• [DIRECTIVE]:
Repeat the records below exactly as they appear.

(Dataset records)
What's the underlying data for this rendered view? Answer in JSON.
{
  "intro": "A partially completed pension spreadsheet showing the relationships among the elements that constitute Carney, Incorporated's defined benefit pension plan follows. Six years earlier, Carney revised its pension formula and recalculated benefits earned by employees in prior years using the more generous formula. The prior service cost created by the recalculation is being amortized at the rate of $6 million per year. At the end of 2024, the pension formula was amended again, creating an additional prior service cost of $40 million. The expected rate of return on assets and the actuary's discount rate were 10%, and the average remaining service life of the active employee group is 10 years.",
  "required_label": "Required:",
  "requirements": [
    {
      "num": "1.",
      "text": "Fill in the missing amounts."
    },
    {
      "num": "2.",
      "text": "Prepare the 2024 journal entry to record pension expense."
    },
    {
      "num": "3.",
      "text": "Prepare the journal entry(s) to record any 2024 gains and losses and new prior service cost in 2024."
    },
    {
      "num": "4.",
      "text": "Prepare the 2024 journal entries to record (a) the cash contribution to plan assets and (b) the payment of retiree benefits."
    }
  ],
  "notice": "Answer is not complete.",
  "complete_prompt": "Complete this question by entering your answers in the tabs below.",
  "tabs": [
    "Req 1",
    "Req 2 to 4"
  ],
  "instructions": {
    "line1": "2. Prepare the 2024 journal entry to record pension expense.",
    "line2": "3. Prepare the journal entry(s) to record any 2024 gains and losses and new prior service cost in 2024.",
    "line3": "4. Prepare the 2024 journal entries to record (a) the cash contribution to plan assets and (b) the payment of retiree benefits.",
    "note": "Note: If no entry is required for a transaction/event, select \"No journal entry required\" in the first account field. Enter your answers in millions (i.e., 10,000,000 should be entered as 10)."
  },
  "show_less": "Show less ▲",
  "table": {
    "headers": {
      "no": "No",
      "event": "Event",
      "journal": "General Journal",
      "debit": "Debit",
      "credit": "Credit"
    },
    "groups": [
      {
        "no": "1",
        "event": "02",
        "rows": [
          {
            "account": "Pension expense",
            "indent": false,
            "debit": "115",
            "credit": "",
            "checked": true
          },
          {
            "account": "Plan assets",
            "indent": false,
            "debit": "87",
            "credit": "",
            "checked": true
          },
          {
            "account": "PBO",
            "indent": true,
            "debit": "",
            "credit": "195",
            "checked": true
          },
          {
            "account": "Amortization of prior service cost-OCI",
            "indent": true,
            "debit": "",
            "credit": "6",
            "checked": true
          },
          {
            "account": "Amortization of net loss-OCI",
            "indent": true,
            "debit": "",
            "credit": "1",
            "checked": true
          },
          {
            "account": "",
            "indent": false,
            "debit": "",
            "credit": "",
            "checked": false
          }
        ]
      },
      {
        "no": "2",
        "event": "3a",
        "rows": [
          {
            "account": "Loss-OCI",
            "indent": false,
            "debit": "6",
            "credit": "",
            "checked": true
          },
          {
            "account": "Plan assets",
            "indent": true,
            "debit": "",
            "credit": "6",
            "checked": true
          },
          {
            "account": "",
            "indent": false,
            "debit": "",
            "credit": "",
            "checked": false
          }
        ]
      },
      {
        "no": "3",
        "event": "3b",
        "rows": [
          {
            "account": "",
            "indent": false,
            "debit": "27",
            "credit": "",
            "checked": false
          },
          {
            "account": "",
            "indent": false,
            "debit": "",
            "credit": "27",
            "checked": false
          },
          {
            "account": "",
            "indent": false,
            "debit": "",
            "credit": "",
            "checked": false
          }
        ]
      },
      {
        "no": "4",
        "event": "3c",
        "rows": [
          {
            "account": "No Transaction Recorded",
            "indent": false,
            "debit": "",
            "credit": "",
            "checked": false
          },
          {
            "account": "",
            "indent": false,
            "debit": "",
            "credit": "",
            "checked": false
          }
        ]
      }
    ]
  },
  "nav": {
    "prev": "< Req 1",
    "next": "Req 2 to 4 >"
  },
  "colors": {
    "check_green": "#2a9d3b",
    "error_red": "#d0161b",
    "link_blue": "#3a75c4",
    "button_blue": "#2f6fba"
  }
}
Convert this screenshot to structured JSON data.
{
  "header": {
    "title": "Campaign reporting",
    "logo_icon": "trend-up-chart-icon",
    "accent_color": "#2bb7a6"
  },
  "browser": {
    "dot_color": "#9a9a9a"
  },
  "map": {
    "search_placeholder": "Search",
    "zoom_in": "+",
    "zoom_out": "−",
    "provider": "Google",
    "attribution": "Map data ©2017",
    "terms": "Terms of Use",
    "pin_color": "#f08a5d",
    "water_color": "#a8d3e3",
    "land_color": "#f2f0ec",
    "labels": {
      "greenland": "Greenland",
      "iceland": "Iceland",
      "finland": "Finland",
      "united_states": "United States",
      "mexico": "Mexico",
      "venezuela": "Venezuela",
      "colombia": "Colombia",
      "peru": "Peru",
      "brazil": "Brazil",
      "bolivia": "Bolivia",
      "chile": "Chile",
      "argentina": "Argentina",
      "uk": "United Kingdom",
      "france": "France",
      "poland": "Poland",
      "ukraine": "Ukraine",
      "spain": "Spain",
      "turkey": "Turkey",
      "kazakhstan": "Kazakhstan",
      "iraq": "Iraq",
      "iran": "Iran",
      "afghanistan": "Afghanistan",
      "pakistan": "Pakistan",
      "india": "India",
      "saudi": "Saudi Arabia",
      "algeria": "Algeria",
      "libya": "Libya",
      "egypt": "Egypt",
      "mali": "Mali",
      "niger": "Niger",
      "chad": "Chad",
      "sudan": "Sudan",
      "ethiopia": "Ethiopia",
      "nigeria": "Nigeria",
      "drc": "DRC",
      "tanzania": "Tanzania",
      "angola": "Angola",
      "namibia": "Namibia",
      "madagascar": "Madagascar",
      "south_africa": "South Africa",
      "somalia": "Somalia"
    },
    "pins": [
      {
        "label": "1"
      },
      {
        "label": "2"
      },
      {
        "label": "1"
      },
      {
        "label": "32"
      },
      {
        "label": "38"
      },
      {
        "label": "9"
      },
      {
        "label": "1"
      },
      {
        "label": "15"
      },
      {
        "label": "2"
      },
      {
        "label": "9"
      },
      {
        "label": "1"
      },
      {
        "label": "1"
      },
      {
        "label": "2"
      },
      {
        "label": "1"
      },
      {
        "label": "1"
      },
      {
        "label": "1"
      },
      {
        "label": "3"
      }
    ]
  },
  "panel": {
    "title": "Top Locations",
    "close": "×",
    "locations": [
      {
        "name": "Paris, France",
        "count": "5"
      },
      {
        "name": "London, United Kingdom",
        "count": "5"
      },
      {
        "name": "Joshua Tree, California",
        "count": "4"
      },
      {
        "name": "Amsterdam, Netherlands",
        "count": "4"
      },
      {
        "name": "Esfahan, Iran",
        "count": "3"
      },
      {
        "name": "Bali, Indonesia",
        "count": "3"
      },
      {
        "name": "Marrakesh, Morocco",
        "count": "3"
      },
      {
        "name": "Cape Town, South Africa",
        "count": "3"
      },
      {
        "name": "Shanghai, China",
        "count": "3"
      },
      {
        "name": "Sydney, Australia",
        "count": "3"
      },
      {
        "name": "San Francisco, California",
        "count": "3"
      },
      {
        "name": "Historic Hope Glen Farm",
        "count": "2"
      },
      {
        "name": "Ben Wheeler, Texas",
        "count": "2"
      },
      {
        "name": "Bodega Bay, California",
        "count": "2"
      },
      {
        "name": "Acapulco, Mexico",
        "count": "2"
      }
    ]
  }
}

• [SOLUTION TO THE EXERCISE]:
What's the underlying data for this rendered view? Answer in JSON.
{
  "intro": "A partially completed pension spreadsheet showing the relationships among the elements that constitute Carney, Incorporated's defined benefit pension plan follows. Six years earlier, Carney revised its pension formula and recalculated benefits earned by employees in prior years using the more generous formula. The prior service cost created by the recalculation is being amortized at the rate of $6 million per year. At the end of 2024, the pension formula was amended again, creating an additional prior service cost of $40 million. The expected rate of return on assets and the actuary's discount rate were 10%, and the average remaining service life of the active employee group is 10 years.",
  "required_label": "Required:",
  "requirements": [
    {
      "num": "1.",
      "text": "Fill in the missing amounts."
    },
    {
      "num": "2.",
      "text": "Prepare the 2024 journal entry to record pension expense."
    },
    {
      "num": "3.",
      "text": "Prepare the journal entry(s) to record any 2024 gains and losses and new prior service cost in 2024."
    },
    {
      "num": "4.",
      "text": "Prepare the 2024 journal entries to record (a) the cash contribution to plan assets and (b) the payment of retiree benefits."
    }
  ],
  "notice": "Answer is not complete.",
  "complete_prompt": "Complete this question by entering your answers in the tabs below.",
  "tabs": [
    "Req 1",
    "Req 2 to 4"
  ],
  "instructions": {
    "line1": "2. Prepare the 2024 journal entry to record pension expense.",
    "line2": "3. Prepare the journal entry(s) to record any 2024 gains and losses and new prior service cost in 2024.",
    "line3": "4. Prepare the 2024 journal entries to record (a) the cash contribution to plan assets and (b) the payment of retiree benefits.",
    "note": "Note: If no entry is required for a transaction/event, select \"No journal entry required\" in the first account field. Enter your answers in millions (i.e., 10,000,000 should be entered as 10)."
  },
  "show_less": "Show less ▲",
  "table": {
    "headers": {
      "no": "No",
      "event": "Event",
      "journal": "General Journal",
      "debit": "Debit",
      "credit": "Credit"
    },
    "groups": [
      {
        "no": "1",
        "event": "02",
        "rows": [
          {
            "account": "Pension expense",
            "indent": false,
            "debit": "115",
            "credit": "",
            "checked": true
          },
          {
            "account": "Plan assets",
            "indent": false,
            "debit": "87",
            "credit": "",
            "checked": true
          },
          {
            "account": "PBO",
            "indent": true,
            "debit": "",
            "credit": "195",
            "checked": true
          },
          {
            "account": "Amortization of prior service cost-OCI",
            "indent": true,
            "debit": "",
            "credit": "6",
            "checked": true
          },
          {
            "account": "Amortization of net loss-OCI",
            "indent": true,
            "debit": "",
            "credit": "1",
            "checked": true
          },
          {
            "account": "",
            "indent": false,
            "debit": "",
            "credit": "",
            "checked": false
          }
        ]
      },
      {
        "no": "2",
        "event": "3a",
        "rows": [
          {
            "account": "Loss-OCI",
            "indent": false,
            "debit": "6",
            "credit": "",
            "checked": true
          },
          {
            "account": "Plan assets",
            "indent": true,
            "debit": "",
            "credit": "6",
            "checked": true
          },
          {
            "account": "",
            "indent": false,
            "debit": "",
            "credit": "",
            "checked": false
          }
        ]
      },
      {
        "no": "3",
        "event": "3b",
        "rows": [
          {
            "account": "",
            "indent": false,
            "debit": "27",
            "credit": "",
            "checked": false
          },
          {
            "account": "",
            "indent": false,
            "debit": "",
            "credit": "27",
            "checked": false
          },
          {
            "account": "",
            "indent": false,
            "debit": "",
            "credit": "",
            "checked": false
          }
        ]
      },
      {
        "no": "4",
        "event": "3c",
        "rows": [
          {
            "account": "No Transaction Recorded",
            "indent": false,
            "debit": "",
            "credit": "",
            "checked": false
          },
          {
            "account": "",
            "indent": false,
            "debit": "",
            "credit": "",
            "checked": false
          }
        ]
      }
    ]
  },
  "nav": {
    "prev": "< Req 1",
    "next": "Req 2 to 4 >"
  },
  "colors": {
    "check_green": "#2a9d3b",
    "error_red": "#d0161b",
    "link_blue": "#3a75c4",
    "button_blue": "#2f6fba"
  }
}
Convert this screenshot to structured JSON data.
{
  "header": {
    "title": "Campaign reporting",
    "logo_icon": "trend-up-chart-icon",
    "accent_color": "#2bb7a6"
  },
  "browser": {
    "dot_color": "#9a9a9a"
  },
  "map": {
    "search_placeholder": "Search",
    "zoom_in": "+",
    "zoom_out": "−",
    "provider": "Google",
    "attribution": "Map data ©2017",
    "terms": "Terms of Use",
    "pin_color": "#f08a5d",
    "water_color": "#a8d3e3",
    "land_color": "#f2f0ec",
    "labels": {
      "greenland": "Greenland",
      "iceland": "Iceland",
      "finland": "Finland",
      "united_states": "United States",
      "mexico": "Mexico",
      "venezuela": "Venezuela",
      "colombia": "Colombia",
      "peru": "Peru",
      "brazil": "Brazil",
      "bolivia": "Bolivia",
      "chile": "Chile",
      "argentina": "Argentina",
      "uk": "United Kingdom",
      "france": "France",
      "poland": "Poland",
      "ukraine": "Ukraine",
      "spain": "Spain",
      "turkey": "Turkey",
      "kazakhstan": "Kazakhstan",
      "iraq": "Iraq",
      "iran": "Iran",
      "afghanistan": "Afghanistan",
      "pakistan": "Pakistan",
      "india": "India",
      "saudi": "Saudi Arabia",
      "algeria": "Algeria",
      "libya": "Libya",
      "egypt": "Egypt",
      "mali": "Mali",
      "niger": "Niger",
      "chad": "Chad",
      "sudan": "Sudan",
      "ethiopia": "Ethiopia",
      "nigeria": "Nigeria",
      "drc": "DRC",
      "tanzania": "Tanzania",
      "angola": "Angola",
      "namibia": "Namibia",
      "madagascar": "Madagascar",
      "south_africa": "South Africa",
      "somalia": "Somalia"
    },
    "pins": [
      {
        "label": "1"
      },
      {
        "label": "2"
      },
      {
        "label": "1"
      },
      {
        "label": "32"
      },
      {
        "label": "38"
      },
      {
        "label": "9"
      },
      {
        "label": "1"
      },
      {
        "label": "15"
      },
      {
        "label": "2"
      },
      {
        "label": "9"
      },
      {
        "label": "1"
      },
      {
        "label": "1"
      },
      {
        "label": "2"
      },
      {
        "label": "1"
      },
      {
        "label": "1"
      },
      {
        "label": "1"
      },
      {
        "label": "3"
      }
    ]
  },
  "panel": {
    "title": "Top Locations",
    "close": "×",
    "locations": [
      {
        "name": "Paris, France",
        "count": "5"
      },
      {
        "name": "London, United Kingdom",
        "count": "5"
      },
      {
        "name": "Joshua Tree, California",
        "count": "4"
      },
      {
        "name": "Amsterdam, Netherlands",
        "count": "4"
      },
      {
        "name": "Esfahan, Iran",
        "count": "3"
      },
      {
        "name": "Bali, Indonesia",
        "count": "3"
      },
      {
        "name": "Marrakesh, Morocco",
        "count": "3"
      },
      {
        "name": "Cape Town, South Africa",
        "count": "3"
      },
      {
        "name": "Shanghai, China",
        "count": "3"
      },
      {
        "name": "Sydney, Australia",
        "count": "3"
      },
      {
        "name": "San Francisco, California",
        "count": "3"
      },
      {
        "name": "Historic Hope Glen Farm",
        "count": "2"
      },
      {
        "name": "Ben Wheeler, Texas",
        "count": "2"
      },
      {
        "name": "Bodega Bay, California",
        "count": "2"
      },
      {
        "name": "Acapulco, Mexico",
        "count": "2"
      }
    ]
  }
}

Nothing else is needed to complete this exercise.